(TASK STATEMENT): List every line of the material that contains the string "keyhole". Case counts.
________________________
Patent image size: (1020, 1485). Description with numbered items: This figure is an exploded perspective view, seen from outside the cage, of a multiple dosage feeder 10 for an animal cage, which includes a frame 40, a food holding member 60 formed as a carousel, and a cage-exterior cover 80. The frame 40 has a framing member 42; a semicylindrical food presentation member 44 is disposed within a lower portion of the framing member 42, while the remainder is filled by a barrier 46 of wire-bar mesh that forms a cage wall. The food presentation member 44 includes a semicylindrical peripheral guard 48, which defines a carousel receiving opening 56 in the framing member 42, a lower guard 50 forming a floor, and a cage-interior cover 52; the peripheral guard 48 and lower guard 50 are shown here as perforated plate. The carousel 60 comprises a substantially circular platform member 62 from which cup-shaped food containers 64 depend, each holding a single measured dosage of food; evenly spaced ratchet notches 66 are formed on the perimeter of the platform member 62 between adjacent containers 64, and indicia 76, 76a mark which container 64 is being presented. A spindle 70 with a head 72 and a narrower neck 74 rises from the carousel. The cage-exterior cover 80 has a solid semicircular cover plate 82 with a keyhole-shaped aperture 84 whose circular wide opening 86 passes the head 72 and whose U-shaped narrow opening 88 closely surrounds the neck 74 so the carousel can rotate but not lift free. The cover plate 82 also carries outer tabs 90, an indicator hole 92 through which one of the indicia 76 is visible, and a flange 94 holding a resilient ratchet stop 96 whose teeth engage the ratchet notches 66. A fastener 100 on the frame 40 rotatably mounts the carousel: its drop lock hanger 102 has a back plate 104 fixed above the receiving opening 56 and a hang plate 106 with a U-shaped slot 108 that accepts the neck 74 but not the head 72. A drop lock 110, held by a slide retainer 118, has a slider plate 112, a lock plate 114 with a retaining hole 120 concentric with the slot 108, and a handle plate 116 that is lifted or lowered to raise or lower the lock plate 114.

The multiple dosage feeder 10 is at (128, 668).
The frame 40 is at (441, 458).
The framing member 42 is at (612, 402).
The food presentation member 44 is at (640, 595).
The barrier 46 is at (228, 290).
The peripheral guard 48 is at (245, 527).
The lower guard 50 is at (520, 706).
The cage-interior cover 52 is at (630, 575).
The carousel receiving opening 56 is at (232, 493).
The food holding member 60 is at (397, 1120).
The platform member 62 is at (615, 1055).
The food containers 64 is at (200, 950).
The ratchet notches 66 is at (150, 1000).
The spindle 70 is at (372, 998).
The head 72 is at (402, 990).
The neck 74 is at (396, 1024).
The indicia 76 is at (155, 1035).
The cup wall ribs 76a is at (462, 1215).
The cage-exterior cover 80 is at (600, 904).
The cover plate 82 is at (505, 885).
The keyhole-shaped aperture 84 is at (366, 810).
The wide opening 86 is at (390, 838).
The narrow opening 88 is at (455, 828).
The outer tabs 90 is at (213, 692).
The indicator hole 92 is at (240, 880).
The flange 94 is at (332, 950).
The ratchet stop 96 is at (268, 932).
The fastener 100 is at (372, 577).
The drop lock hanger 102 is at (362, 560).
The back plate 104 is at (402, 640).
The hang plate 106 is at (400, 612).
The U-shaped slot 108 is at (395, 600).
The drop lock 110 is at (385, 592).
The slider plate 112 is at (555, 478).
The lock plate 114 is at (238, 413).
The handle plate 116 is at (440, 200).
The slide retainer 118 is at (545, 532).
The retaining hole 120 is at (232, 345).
________________________
(THE RESPONSE):
Patent image size: (1020, 1485). Description with numbered items: This figure is an exploded perspective view, seen from outside the cage, of a multiple dosage feeder 10 for an animal cage, which includes a frame 40, a food holding member 60 formed as a carousel, and a cage-exterior cover 80. The frame 40 has a framing member 42; a semicylindrical food presentation member 44 is disposed within a lower portion of the framing member 42, while the remainder is filled by a barrier 46 of wire-bar mesh that forms a cage wall. The food presentation member 44 includes a semicylindrical peripheral guard 48, which defines a carousel receiving opening 56 in the framing member 42, a lower guard 50 forming a floor, and a cage-interior cover 52; the peripheral guard 48 and lower guard 50 are shown here as perforated plate. The carousel 60 comprises a substantially circular platform member 62 from which cup-shaped food containers 64 depend, each holding a single measured dosage of food; evenly spaced ratchet notches 66 are formed on the perimeter of the platform member 62 between adjacent containers 64, and indicia 76, 76a mark which container 64 is being presented. A spindle 70 with a head 72 and a narrower neck 74 rises from the carousel. The cage-exterior cover 80 has a solid semicircular cover plate 82 with a keyhole-shaped aperture 84 whose circular wide opening 86 passes the head 72 and whose U-shaped narrow opening 88 closely surrounds the neck 74 so the carousel can rotate but not lift free. The cover plate 82 also carries outer tabs 90, an indicator hole 92 through which one of the indicia 76 is visible, and a flange 94 holding a resilient ratchet stop 96 whose teeth engage the ratchet notches 66. A fastener 100 on the frame 40 rotatably mounts the carousel: its drop lock hanger 102 has a back plate 104 fixed above the receiving opening 56 and a hang plate 106 with a U-shaped slot 108 that accepts the neck 74 but not the head 72. A drop lock 110, held by a slide retainer 118, has a slider plate 112, a lock plate 114 with a retaining hole 120 concentric with the slot 108, and a handle plate 116 that is lifted or lowered to raise or lower the lock plate 114.
The keyhole-shaped aperture 84 is at (366, 810).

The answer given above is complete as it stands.